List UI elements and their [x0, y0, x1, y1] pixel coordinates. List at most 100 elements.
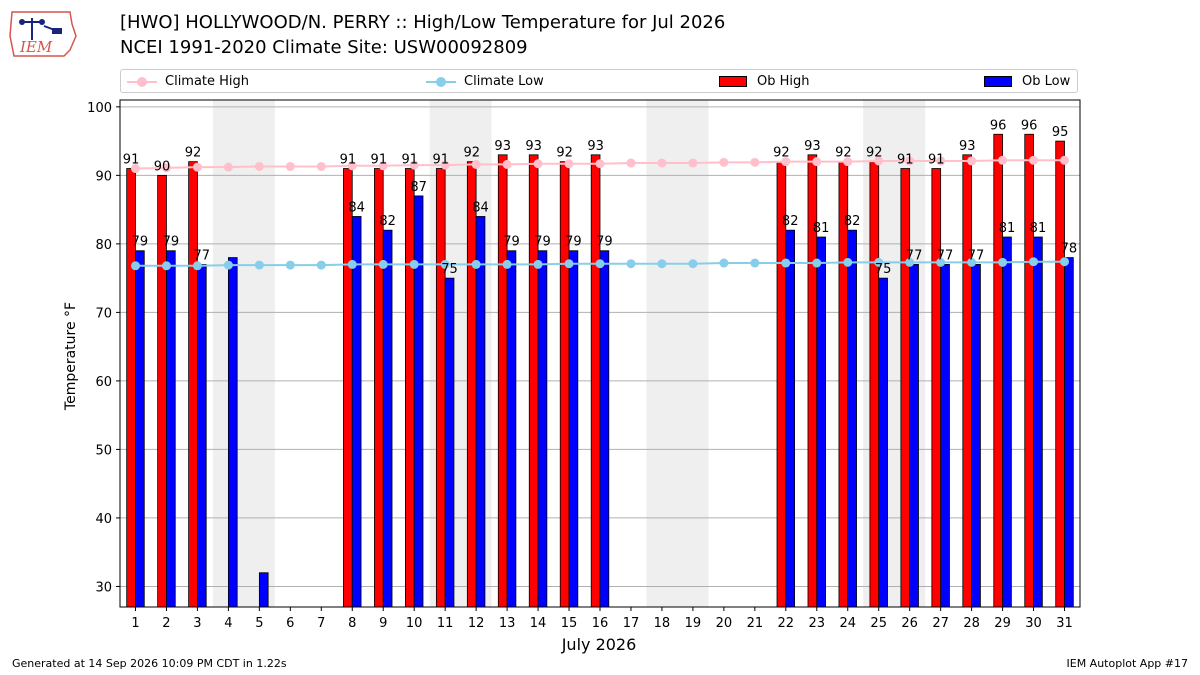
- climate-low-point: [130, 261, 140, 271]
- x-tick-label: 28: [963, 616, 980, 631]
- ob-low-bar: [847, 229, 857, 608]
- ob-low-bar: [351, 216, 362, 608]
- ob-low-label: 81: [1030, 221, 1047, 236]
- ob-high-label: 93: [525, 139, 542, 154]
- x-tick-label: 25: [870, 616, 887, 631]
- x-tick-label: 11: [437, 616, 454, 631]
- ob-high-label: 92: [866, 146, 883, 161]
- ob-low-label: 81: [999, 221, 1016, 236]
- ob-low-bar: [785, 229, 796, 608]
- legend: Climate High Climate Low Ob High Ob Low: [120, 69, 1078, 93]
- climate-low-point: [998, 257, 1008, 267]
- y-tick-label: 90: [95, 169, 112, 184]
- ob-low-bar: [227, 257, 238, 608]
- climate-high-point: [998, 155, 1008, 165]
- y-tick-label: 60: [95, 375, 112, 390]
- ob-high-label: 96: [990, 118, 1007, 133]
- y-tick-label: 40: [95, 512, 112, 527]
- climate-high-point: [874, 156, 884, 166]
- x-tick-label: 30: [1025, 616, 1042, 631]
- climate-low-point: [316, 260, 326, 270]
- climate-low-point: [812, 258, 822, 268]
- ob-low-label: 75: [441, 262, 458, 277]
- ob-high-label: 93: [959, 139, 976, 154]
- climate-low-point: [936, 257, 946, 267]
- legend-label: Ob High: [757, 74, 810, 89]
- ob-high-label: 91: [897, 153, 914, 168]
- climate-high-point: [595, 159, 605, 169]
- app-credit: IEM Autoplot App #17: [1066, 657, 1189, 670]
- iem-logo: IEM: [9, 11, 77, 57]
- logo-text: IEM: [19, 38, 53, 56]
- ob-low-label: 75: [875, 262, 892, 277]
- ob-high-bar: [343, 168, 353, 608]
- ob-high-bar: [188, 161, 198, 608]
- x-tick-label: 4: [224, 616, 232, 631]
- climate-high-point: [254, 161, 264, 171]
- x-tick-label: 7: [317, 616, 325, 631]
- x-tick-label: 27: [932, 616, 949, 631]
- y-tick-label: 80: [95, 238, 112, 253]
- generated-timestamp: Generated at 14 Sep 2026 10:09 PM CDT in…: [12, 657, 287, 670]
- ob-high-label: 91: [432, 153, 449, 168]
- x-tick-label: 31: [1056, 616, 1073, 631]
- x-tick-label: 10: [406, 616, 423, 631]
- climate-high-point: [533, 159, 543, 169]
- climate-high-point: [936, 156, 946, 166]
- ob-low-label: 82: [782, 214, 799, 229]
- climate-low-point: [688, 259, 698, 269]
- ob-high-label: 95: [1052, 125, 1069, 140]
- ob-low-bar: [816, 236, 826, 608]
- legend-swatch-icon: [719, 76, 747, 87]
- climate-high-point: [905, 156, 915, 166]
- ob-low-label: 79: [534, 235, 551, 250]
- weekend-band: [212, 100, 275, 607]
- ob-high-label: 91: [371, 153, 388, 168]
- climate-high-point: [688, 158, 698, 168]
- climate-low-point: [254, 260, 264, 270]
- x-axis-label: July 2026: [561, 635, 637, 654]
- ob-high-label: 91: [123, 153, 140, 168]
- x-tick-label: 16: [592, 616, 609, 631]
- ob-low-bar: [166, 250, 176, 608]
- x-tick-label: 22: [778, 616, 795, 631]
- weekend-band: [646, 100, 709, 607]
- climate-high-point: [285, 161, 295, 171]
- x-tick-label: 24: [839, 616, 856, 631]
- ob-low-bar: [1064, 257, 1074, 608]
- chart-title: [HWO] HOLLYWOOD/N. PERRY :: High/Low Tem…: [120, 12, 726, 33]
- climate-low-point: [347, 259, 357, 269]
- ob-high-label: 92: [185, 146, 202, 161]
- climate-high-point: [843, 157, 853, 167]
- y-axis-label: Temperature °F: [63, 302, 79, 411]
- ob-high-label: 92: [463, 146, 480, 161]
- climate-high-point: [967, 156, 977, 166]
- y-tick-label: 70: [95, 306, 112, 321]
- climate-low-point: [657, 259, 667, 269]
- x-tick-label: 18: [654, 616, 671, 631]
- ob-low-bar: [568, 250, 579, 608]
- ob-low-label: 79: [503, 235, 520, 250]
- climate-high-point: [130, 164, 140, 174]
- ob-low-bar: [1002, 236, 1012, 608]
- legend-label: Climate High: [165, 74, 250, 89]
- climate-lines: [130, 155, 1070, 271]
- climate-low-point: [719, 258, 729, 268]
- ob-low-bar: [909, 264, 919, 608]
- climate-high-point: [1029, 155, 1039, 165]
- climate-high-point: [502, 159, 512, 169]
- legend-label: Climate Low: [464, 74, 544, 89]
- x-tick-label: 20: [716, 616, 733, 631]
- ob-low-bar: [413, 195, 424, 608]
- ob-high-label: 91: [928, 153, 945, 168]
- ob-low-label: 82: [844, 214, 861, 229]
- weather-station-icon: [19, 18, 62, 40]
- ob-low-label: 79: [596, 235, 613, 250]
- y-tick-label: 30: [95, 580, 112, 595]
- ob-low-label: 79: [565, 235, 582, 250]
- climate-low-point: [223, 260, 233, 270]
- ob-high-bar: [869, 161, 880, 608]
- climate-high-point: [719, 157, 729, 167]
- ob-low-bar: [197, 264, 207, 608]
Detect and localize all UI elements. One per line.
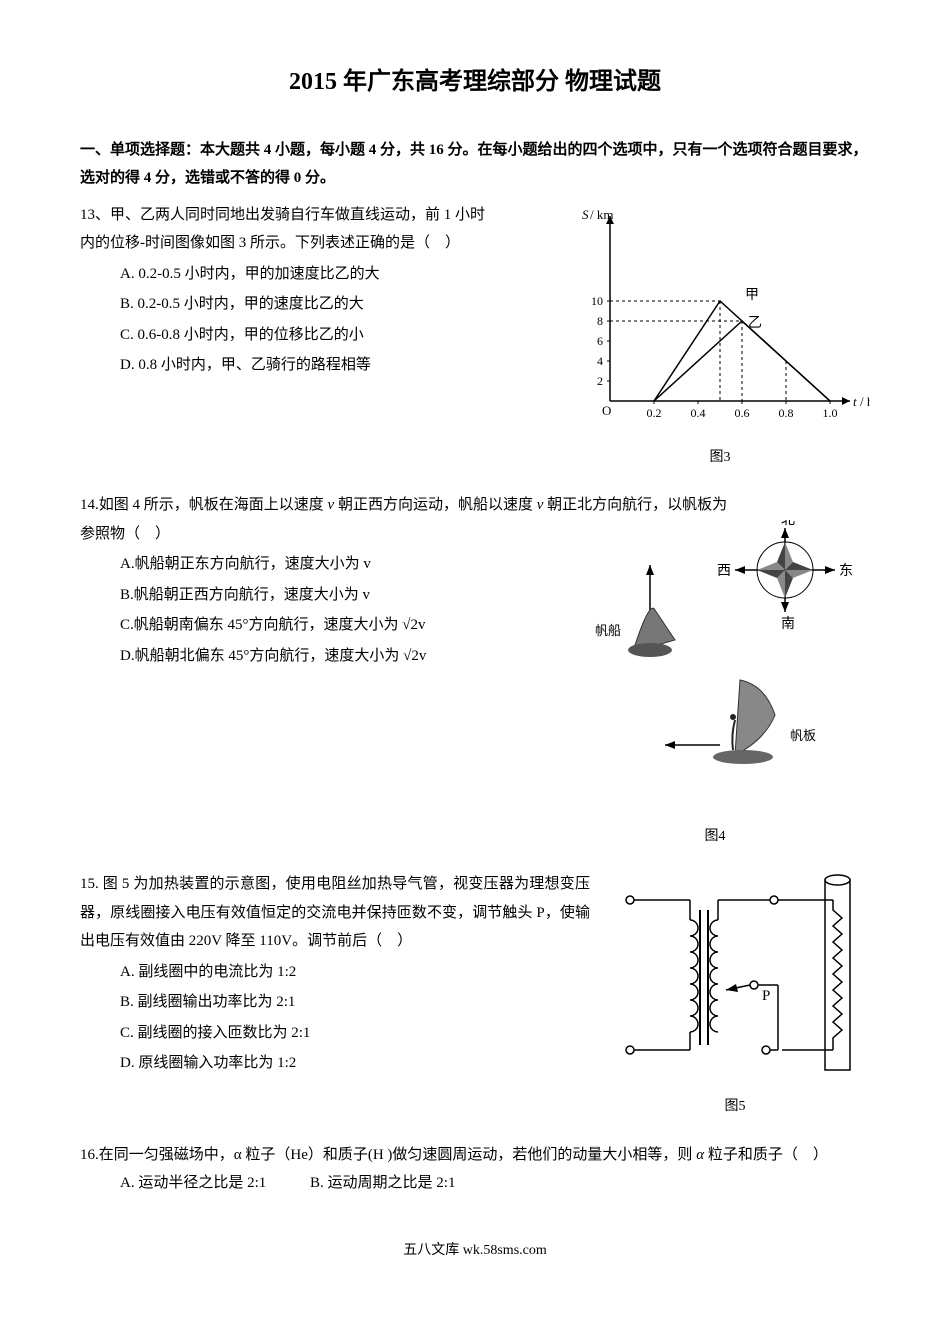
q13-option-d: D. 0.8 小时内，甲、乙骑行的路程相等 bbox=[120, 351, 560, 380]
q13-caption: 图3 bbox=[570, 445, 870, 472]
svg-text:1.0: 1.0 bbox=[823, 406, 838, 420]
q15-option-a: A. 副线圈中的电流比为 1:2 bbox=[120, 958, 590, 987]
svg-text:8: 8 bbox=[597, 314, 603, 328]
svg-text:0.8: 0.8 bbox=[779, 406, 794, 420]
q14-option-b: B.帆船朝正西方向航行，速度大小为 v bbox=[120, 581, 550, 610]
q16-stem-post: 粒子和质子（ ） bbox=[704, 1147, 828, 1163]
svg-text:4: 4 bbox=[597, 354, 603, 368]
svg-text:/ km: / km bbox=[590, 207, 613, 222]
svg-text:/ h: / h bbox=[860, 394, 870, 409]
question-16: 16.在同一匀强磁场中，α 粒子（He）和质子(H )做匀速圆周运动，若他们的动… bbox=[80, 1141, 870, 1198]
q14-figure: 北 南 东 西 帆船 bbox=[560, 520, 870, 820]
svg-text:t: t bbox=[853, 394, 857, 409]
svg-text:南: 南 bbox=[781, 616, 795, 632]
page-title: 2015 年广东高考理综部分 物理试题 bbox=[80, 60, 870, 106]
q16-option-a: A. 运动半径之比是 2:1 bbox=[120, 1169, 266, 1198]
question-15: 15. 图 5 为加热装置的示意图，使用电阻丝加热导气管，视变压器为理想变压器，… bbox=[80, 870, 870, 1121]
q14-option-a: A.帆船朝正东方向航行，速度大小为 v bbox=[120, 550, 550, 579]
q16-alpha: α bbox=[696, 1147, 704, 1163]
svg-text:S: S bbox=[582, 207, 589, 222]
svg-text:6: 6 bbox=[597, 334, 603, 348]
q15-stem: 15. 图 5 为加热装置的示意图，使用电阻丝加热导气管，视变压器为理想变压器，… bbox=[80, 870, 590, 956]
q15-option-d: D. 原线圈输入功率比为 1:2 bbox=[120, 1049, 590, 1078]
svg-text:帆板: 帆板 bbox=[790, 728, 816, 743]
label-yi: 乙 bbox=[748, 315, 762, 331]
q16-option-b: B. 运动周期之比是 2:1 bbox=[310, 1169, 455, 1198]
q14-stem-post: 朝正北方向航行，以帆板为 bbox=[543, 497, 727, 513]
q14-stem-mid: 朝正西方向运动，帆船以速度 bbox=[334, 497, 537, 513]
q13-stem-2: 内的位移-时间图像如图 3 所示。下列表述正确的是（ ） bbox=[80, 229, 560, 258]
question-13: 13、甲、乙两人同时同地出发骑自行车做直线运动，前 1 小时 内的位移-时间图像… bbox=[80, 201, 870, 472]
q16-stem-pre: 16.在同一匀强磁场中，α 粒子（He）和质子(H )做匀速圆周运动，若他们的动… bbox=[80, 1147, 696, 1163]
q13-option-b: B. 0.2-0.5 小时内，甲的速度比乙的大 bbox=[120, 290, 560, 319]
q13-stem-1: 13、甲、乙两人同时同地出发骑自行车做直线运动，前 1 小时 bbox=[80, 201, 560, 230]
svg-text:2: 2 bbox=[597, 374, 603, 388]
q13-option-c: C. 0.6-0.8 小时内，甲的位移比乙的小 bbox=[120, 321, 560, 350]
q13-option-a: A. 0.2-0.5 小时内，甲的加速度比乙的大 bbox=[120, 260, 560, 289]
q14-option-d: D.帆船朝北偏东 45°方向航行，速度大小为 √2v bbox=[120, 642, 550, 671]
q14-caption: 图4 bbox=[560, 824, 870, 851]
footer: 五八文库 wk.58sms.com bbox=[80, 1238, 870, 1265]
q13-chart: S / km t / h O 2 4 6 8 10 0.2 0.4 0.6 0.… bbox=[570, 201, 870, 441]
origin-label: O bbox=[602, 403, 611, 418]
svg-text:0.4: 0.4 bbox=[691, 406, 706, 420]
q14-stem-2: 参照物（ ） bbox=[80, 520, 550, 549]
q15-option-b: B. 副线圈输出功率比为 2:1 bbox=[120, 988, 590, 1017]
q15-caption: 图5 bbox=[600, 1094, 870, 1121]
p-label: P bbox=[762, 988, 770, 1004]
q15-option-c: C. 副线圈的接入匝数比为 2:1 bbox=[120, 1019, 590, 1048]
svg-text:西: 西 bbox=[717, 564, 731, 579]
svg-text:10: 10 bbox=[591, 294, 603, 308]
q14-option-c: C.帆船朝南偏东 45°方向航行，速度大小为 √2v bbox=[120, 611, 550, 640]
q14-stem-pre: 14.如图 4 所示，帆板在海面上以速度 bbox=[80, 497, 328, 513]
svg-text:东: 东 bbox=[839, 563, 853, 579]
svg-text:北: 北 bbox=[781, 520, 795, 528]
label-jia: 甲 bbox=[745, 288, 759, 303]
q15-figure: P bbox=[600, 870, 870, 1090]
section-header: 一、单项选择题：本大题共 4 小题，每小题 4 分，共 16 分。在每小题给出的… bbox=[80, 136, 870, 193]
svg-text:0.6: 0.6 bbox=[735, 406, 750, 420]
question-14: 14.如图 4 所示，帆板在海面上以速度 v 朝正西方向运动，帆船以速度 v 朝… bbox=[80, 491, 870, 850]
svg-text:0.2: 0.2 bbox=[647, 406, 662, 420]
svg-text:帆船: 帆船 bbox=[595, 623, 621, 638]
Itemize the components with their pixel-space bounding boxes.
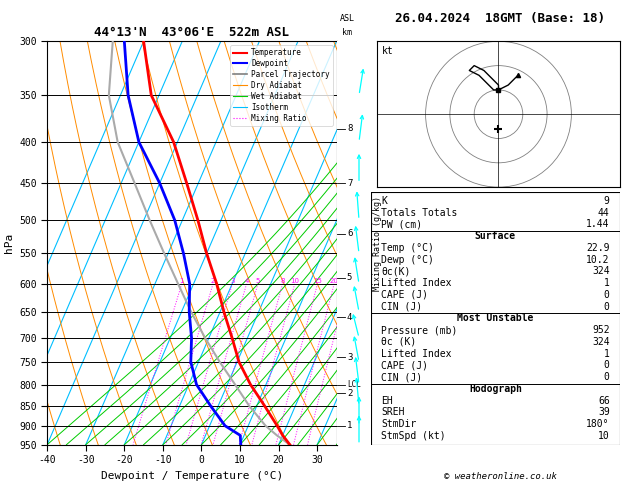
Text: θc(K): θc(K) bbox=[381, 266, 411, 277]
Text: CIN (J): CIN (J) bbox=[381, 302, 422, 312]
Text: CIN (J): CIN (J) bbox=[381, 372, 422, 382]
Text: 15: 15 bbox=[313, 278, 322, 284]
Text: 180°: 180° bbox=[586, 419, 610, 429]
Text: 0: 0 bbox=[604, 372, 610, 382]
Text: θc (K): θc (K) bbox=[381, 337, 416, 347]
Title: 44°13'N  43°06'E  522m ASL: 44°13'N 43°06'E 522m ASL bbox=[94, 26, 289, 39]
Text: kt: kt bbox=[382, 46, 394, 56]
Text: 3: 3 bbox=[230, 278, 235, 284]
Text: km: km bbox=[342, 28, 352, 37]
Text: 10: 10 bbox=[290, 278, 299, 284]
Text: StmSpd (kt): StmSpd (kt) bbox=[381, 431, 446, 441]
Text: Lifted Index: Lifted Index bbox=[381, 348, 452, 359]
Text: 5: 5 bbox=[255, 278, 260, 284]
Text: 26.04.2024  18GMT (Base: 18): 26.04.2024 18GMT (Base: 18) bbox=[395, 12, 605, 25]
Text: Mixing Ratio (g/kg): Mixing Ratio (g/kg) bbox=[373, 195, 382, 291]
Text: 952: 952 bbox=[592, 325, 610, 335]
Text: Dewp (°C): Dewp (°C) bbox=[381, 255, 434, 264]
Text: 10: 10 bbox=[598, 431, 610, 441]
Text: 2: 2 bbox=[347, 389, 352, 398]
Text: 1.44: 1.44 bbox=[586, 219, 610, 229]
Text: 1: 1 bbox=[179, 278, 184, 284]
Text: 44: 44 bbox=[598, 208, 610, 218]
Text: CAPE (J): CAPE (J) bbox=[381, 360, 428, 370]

:: Required work ::
Set down the rows verbatim, starting with the one that contains "- climate-low-point: [130, 261, 140, 271]" and going on through the one that contains "- climate-high-point: [874, 156, 884, 166]", with both of those rows included.

:: Response to this exercise ::
- climate-low-point: [130, 261, 140, 271]
- x-tick-label: 28: [963, 616, 980, 631]
- ob-low-bar: [847, 229, 857, 608]
- ob-low-bar: [351, 216, 362, 608]
- ob-low-label: 81: [1030, 221, 1047, 236]
- ob-high-label: 93: [525, 139, 542, 154]
- x-tick-label: 25: [870, 616, 887, 631]
- x-tick-label: 11: [437, 616, 454, 631]
- ob-high-label: 92: [866, 146, 883, 161]
- ob-low-label: 81: [999, 221, 1016, 236]
- ob-low-bar: [785, 229, 796, 608]
- legend: Climate High Climate Low Ob High Ob Low: [120, 69, 1078, 93]
- climate-low-point: [998, 257, 1008, 267]
- y-tick-label: 90: [95, 169, 112, 184]
- ob-low-bar: [227, 257, 238, 608]
- climate-high-point: [998, 155, 1008, 165]
- y-tick-label: 60: [95, 375, 112, 390]
- ob-high-label: 96: [990, 118, 1007, 133]
- y-tick-label: 40: [95, 512, 112, 527]
- climate-high-point: [874, 156, 884, 166]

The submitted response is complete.